Collected data entries:

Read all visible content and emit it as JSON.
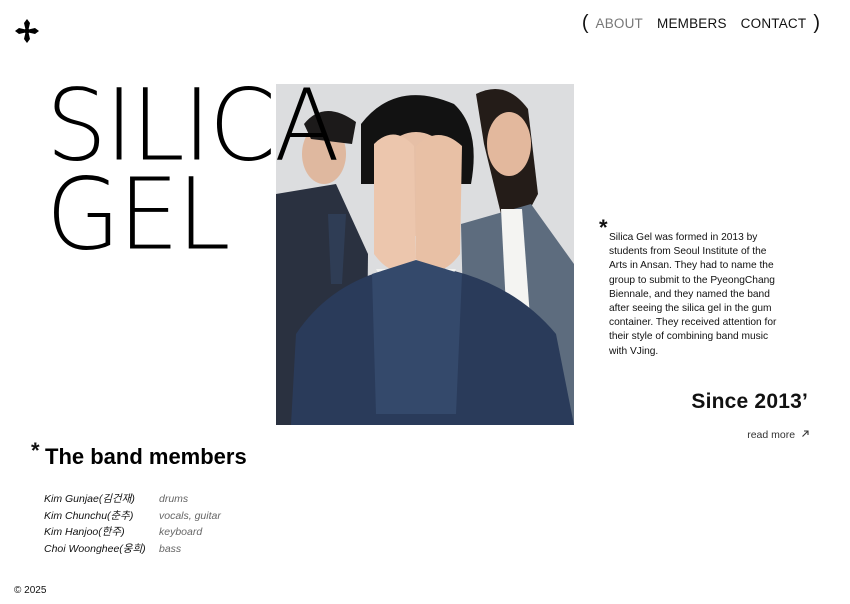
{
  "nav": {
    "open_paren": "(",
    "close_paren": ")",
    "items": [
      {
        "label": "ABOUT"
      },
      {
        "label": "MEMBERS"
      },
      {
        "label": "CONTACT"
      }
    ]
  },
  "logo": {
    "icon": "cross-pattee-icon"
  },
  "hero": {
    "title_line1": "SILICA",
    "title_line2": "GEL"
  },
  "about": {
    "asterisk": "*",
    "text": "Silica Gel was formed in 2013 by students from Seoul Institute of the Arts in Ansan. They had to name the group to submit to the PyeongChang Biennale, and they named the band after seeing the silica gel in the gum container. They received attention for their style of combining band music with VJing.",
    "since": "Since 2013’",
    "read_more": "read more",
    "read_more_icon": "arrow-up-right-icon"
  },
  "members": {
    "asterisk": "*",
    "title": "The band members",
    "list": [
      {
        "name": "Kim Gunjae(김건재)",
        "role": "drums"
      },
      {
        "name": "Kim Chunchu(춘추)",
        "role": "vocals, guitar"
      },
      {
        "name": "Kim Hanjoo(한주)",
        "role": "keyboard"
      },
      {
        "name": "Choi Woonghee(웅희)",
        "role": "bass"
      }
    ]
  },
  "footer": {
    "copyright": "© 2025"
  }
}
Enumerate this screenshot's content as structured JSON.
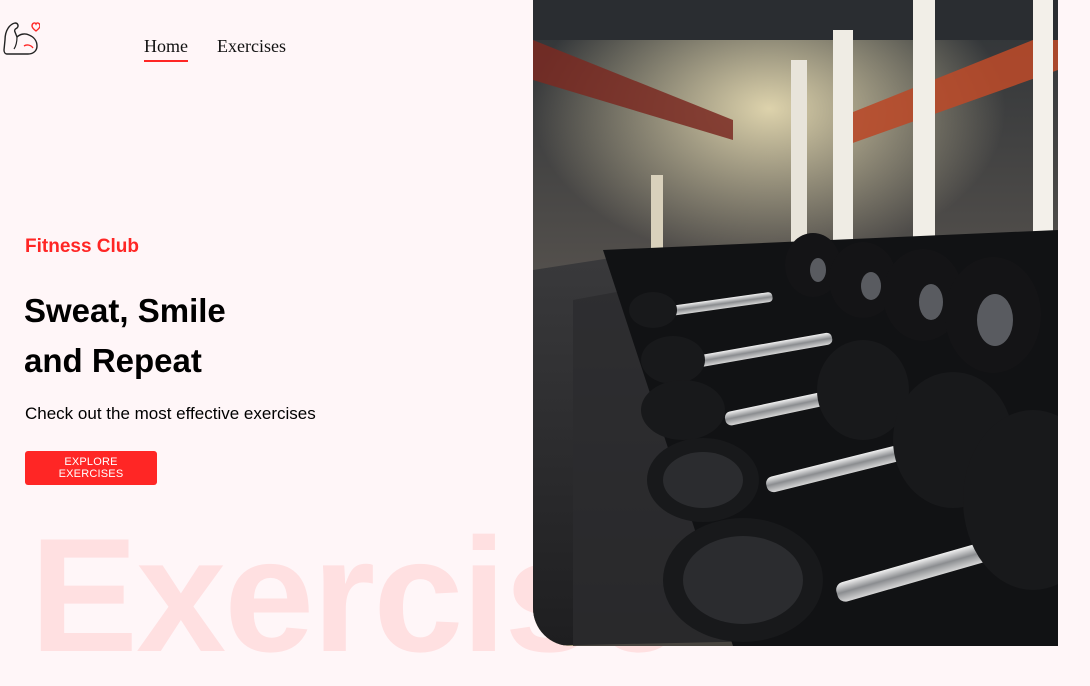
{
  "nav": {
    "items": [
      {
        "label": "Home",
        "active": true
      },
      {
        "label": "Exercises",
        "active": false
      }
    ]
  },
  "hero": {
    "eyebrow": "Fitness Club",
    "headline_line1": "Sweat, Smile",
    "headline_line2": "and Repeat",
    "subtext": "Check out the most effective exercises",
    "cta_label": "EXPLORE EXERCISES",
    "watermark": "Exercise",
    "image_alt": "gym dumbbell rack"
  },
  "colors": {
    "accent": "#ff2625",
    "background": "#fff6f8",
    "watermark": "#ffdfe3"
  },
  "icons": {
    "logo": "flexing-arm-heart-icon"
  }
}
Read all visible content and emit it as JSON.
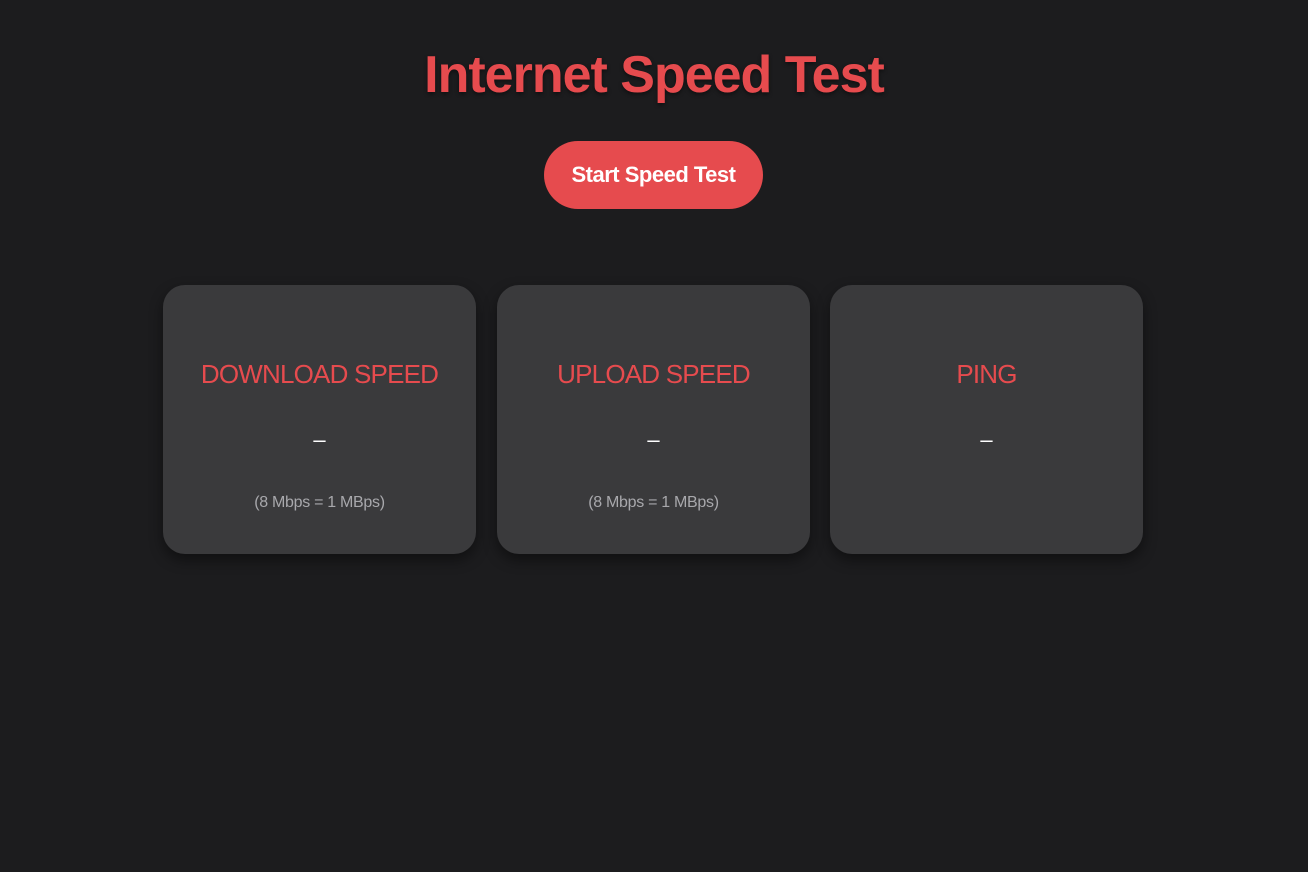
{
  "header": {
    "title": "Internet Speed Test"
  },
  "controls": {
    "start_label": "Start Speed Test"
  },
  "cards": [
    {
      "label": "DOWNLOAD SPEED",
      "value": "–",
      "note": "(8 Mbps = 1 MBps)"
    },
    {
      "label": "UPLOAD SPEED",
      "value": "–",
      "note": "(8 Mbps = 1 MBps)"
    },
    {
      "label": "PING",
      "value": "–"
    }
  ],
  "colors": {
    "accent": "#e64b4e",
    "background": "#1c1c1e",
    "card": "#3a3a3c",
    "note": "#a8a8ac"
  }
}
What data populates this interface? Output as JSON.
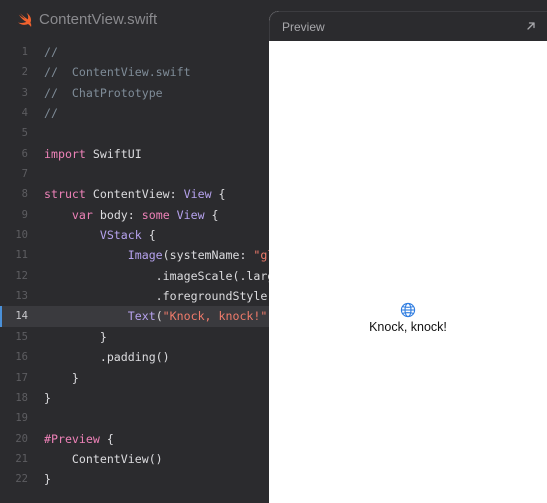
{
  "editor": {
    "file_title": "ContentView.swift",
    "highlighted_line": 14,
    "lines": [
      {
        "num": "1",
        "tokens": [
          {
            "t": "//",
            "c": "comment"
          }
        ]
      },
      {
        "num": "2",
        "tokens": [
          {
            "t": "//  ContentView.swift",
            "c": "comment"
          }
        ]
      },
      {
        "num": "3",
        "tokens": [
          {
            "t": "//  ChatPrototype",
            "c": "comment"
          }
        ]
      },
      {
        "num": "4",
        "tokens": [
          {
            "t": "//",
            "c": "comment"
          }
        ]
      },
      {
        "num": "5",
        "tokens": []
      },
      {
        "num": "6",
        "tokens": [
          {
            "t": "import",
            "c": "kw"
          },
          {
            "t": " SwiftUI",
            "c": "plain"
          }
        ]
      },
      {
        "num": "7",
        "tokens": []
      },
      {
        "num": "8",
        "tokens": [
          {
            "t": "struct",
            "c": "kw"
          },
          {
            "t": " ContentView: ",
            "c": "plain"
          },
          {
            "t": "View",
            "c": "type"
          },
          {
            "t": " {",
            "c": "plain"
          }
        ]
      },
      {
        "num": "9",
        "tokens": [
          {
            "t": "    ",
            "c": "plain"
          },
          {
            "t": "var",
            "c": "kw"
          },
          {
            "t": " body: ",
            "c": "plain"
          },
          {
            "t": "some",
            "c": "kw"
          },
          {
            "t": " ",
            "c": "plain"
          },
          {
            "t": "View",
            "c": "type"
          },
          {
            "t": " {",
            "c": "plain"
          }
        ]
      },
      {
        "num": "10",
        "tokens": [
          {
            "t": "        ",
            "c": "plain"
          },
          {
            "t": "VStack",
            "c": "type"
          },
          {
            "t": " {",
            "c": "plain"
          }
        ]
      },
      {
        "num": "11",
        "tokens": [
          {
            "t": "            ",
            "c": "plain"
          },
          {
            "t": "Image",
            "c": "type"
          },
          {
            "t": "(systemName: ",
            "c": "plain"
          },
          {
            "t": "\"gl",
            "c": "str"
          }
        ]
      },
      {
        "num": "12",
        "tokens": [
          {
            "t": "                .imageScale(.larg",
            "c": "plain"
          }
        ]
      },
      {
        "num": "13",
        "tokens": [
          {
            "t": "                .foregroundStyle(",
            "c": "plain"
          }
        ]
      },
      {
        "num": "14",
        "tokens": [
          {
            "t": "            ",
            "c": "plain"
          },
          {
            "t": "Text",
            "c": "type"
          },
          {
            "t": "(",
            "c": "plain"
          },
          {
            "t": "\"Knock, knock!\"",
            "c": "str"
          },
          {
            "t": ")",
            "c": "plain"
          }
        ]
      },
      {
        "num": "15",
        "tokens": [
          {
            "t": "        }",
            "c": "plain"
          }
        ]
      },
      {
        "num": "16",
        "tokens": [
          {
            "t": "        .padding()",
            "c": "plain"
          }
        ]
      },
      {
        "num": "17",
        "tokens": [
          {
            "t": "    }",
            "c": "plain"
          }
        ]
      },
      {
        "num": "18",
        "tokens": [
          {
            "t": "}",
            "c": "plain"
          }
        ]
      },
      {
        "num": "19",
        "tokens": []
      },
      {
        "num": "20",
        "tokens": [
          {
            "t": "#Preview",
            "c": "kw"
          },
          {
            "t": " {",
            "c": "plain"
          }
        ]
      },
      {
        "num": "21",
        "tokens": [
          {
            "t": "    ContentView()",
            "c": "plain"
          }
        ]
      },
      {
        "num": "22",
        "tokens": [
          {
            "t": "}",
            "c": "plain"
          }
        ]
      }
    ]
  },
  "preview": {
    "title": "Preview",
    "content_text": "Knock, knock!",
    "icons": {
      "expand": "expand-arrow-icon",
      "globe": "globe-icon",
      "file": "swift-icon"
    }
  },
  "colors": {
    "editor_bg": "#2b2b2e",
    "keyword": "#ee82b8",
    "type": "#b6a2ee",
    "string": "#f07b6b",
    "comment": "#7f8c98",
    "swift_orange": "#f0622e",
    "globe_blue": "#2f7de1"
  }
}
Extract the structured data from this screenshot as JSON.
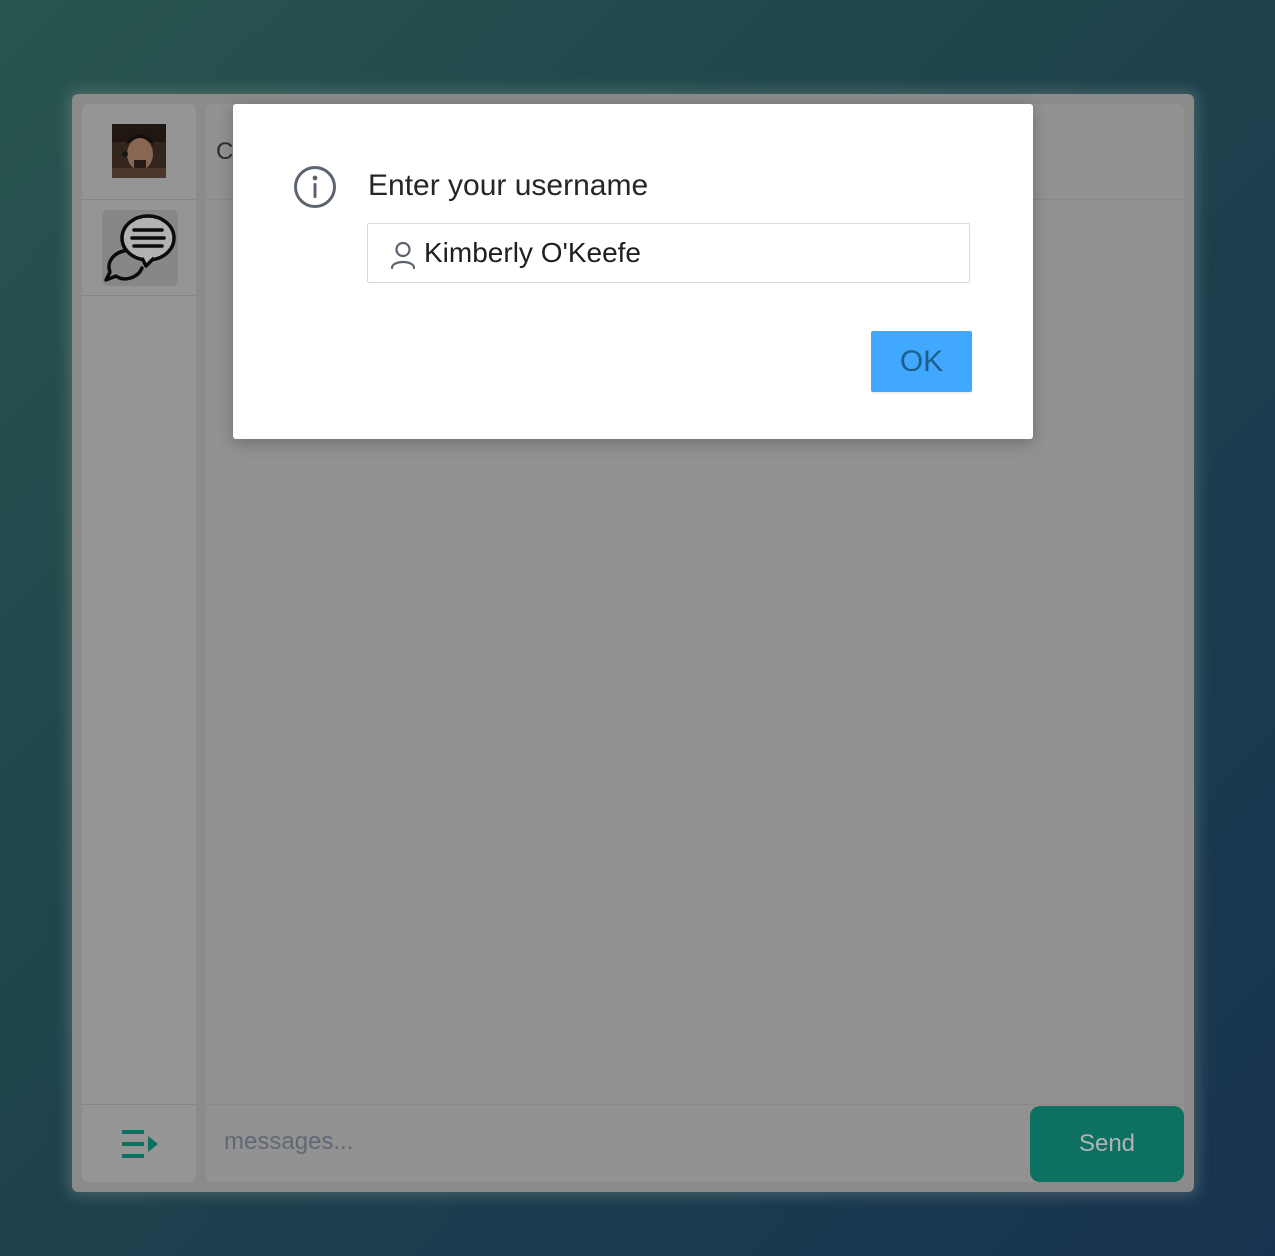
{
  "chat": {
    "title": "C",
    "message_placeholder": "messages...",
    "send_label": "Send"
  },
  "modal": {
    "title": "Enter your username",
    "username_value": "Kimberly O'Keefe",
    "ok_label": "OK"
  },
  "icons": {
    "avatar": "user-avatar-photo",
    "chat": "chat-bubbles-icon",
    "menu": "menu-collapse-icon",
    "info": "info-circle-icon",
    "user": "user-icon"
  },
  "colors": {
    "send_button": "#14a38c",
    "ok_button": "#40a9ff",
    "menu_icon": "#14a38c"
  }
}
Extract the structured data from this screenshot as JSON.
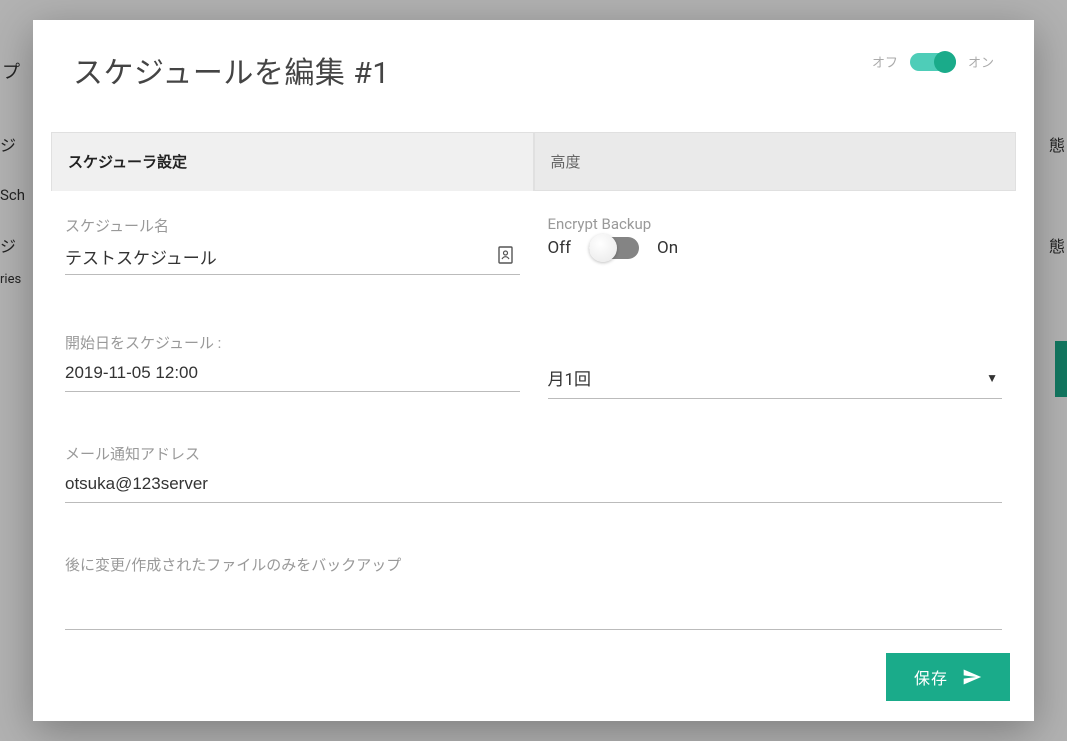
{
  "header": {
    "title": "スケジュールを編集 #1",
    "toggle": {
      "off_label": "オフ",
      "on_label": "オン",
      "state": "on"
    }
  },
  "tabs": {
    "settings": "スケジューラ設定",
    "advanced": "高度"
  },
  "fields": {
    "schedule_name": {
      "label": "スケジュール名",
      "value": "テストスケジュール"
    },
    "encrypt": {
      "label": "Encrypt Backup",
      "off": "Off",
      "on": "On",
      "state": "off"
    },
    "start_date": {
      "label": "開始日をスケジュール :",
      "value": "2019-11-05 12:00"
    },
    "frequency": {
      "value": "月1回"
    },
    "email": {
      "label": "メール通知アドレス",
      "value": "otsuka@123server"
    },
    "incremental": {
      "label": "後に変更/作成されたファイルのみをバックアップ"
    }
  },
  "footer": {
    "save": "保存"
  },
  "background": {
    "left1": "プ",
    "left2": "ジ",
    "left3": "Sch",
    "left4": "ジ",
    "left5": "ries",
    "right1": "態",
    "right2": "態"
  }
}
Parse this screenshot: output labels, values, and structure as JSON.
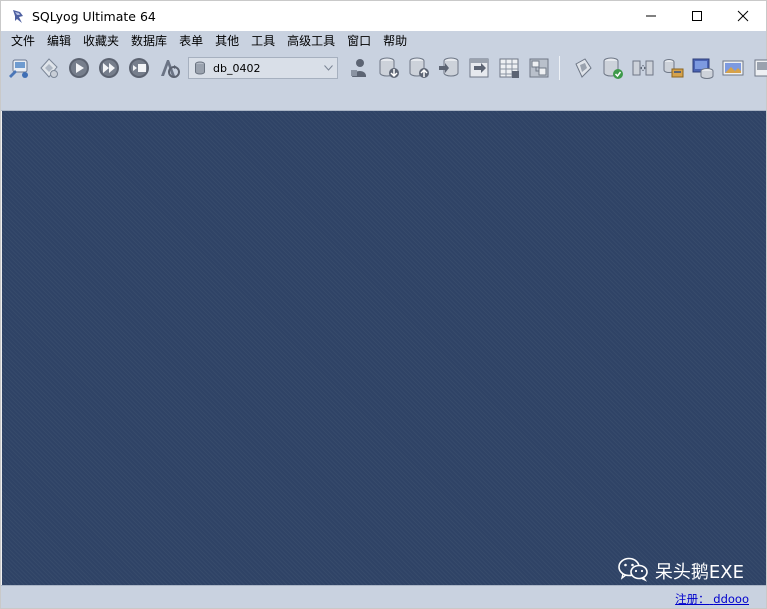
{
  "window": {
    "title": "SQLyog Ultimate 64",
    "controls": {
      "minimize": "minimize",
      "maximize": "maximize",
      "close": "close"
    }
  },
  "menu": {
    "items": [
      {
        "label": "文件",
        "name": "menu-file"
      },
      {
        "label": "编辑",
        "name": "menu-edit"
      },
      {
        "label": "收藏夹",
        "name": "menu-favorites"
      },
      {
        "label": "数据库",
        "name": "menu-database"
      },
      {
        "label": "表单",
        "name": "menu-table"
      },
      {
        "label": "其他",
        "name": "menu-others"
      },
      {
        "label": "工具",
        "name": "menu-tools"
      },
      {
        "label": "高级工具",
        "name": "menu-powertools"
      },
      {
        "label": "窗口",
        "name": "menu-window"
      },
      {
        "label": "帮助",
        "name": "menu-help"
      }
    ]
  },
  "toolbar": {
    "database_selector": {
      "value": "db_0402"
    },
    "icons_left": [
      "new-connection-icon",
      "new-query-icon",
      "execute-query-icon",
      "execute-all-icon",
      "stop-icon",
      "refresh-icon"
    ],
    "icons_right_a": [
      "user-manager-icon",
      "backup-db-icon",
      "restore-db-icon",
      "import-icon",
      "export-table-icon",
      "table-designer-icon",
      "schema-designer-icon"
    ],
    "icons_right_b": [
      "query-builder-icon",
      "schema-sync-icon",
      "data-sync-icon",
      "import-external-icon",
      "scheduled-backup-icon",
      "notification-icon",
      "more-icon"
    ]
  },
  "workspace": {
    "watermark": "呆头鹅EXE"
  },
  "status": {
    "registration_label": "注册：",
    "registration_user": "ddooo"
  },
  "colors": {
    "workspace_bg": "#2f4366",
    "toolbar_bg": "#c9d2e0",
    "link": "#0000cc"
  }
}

AIM: Of the lines in the data, how many contain the word "arrow"? Provide the number and nothing further.

RESPONSE BELOW: 2